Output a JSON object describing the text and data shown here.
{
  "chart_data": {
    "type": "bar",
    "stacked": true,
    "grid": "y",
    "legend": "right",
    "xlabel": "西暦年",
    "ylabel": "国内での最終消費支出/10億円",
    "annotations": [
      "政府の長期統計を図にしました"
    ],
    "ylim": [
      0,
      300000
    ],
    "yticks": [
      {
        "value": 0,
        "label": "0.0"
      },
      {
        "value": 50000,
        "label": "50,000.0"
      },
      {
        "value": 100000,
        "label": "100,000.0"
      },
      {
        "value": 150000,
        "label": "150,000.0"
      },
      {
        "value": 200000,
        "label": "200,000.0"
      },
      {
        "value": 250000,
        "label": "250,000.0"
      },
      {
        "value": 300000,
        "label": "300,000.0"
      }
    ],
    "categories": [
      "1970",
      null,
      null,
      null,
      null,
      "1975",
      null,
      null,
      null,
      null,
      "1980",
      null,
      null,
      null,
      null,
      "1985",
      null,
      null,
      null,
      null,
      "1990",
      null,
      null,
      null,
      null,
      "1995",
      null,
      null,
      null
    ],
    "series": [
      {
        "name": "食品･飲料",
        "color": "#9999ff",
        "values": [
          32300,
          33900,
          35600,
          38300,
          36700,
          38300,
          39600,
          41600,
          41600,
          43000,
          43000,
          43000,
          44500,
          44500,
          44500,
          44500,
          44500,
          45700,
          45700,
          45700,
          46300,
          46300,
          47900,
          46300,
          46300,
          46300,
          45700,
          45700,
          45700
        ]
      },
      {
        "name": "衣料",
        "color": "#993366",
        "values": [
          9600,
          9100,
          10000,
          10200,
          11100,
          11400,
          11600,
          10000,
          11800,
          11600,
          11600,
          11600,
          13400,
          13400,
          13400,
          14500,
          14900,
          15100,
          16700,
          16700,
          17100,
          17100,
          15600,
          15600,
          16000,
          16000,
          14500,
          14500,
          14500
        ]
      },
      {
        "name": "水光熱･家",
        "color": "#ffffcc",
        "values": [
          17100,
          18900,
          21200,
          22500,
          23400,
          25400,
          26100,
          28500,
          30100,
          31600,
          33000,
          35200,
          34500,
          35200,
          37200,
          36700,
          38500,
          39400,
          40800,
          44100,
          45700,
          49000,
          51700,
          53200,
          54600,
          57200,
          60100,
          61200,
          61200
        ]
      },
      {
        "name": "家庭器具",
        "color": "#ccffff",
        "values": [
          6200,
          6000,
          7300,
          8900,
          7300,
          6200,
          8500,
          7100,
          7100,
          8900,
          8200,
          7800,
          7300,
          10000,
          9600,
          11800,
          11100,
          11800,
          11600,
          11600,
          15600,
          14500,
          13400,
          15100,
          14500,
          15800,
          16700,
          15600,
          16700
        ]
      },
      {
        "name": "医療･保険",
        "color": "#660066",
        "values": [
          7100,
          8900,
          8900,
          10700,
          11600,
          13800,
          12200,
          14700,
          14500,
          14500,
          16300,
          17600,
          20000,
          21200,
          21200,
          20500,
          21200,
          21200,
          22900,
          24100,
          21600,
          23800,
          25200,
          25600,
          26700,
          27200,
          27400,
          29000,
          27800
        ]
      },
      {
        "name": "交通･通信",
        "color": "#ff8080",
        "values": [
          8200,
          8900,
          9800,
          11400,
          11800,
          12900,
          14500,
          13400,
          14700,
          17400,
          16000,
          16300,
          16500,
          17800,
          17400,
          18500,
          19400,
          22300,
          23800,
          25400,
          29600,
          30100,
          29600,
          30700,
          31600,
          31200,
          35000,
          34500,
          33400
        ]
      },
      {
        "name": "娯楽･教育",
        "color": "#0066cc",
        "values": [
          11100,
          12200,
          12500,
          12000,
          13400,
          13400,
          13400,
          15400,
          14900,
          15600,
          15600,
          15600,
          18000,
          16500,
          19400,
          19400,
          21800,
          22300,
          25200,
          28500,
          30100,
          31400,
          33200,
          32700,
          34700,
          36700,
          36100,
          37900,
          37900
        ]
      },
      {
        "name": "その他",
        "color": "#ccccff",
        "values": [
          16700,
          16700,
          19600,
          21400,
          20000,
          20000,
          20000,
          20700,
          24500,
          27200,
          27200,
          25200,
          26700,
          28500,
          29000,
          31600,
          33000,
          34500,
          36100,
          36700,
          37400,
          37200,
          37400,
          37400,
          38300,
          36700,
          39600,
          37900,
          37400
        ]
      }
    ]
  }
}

Your task »
Transcribe the whole listing exactly.

Full solution »
Output a JSON object describing the text and data shown here.
{
  "chart_data": {
    "type": "bar",
    "stacked": true,
    "grid": "y",
    "legend": "right",
    "xlabel": "西暦年",
    "ylabel": "国内での最終消費支出/10億円",
    "annotations": [
      "政府の長期統計を図にしました"
    ],
    "ylim": [
      0,
      300000
    ],
    "yticks": [
      {
        "value": 0,
        "label": "0.0"
      },
      {
        "value": 50000,
        "label": "50,000.0"
      },
      {
        "value": 100000,
        "label": "100,000.0"
      },
      {
        "value": 150000,
        "label": "150,000.0"
      },
      {
        "value": 200000,
        "label": "200,000.0"
      },
      {
        "value": 250000,
        "label": "250,000.0"
      },
      {
        "value": 300000,
        "label": "300,000.0"
      }
    ],
    "categories": [
      "1970",
      null,
      null,
      null,
      null,
      "1975",
      null,
      null,
      null,
      null,
      "1980",
      null,
      null,
      null,
      null,
      "1985",
      null,
      null,
      null,
      null,
      "1990",
      null,
      null,
      null,
      null,
      "1995",
      null,
      null,
      null
    ],
    "series": [
      {
        "name": "食品･飲料",
        "color": "#9999ff",
        "values": [
          32300,
          33900,
          35600,
          38300,
          36700,
          38300,
          39600,
          41600,
          41600,
          43000,
          43000,
          43000,
          44500,
          44500,
          44500,
          44500,
          44500,
          45700,
          45700,
          45700,
          46300,
          46300,
          47900,
          46300,
          46300,
          46300,
          45700,
          45700,
          45700
        ]
      },
      {
        "name": "衣料",
        "color": "#993366",
        "values": [
          9600,
          9100,
          10000,
          10200,
          11100,
          11400,
          11600,
          10000,
          11800,
          11600,
          11600,
          11600,
          13400,
          13400,
          13400,
          14500,
          14900,
          15100,
          16700,
          16700,
          17100,
          17100,
          15600,
          15600,
          16000,
          16000,
          14500,
          14500,
          14500
        ]
      },
      {
        "name": "水光熱･家",
        "color": "#ffffcc",
        "values": [
          17100,
          18900,
          21200,
          22500,
          23400,
          25400,
          26100,
          28500,
          30100,
          31600,
          33000,
          35200,
          34500,
          35200,
          37200,
          36700,
          38500,
          39400,
          40800,
          44100,
          45700,
          49000,
          51700,
          53200,
          54600,
          57200,
          60100,
          61200,
          61200
        ]
      },
      {
        "name": "家庭器具",
        "color": "#ccffff",
        "values": [
          6200,
          6000,
          7300,
          8900,
          7300,
          6200,
          8500,
          7100,
          7100,
          8900,
          8200,
          7800,
          7300,
          10000,
          9600,
          11800,
          11100,
          11800,
          11600,
          11600,
          15600,
          14500,
          13400,
          15100,
          14500,
          15800,
          16700,
          15600,
          16700
        ]
      },
      {
        "name": "医療･保険",
        "color": "#660066",
        "values": [
          7100,
          8900,
          8900,
          10700,
          11600,
          13800,
          12200,
          14700,
          14500,
          14500,
          16300,
          17600,
          20000,
          21200,
          21200,
          20500,
          21200,
          21200,
          22900,
          24100,
          21600,
          23800,
          25200,
          25600,
          26700,
          27200,
          27400,
          29000,
          27800
        ]
      },
      {
        "name": "交通･通信",
        "color": "#ff8080",
        "values": [
          8200,
          8900,
          9800,
          11400,
          11800,
          12900,
          14500,
          13400,
          14700,
          17400,
          16000,
          16300,
          16500,
          17800,
          17400,
          18500,
          19400,
          22300,
          23800,
          25400,
          29600,
          30100,
          29600,
          30700,
          31600,
          31200,
          35000,
          34500,
          33400
        ]
      },
      {
        "name": "娯楽･教育",
        "color": "#0066cc",
        "values": [
          11100,
          12200,
          12500,
          12000,
          13400,
          13400,
          13400,
          15400,
          14900,
          15600,
          15600,
          15600,
          18000,
          16500,
          19400,
          19400,
          21800,
          22300,
          25200,
          28500,
          30100,
          31400,
          33200,
          32700,
          34700,
          36700,
          36100,
          37900,
          37900
        ]
      },
      {
        "name": "その他",
        "color": "#ccccff",
        "values": [
          16700,
          16700,
          19600,
          21400,
          20000,
          20000,
          20000,
          20700,
          24500,
          27200,
          27200,
          25200,
          26700,
          28500,
          29000,
          31600,
          33000,
          34500,
          36100,
          36700,
          37400,
          37200,
          37400,
          37400,
          38300,
          36700,
          39600,
          37900,
          37400
        ]
      }
    ]
  }
}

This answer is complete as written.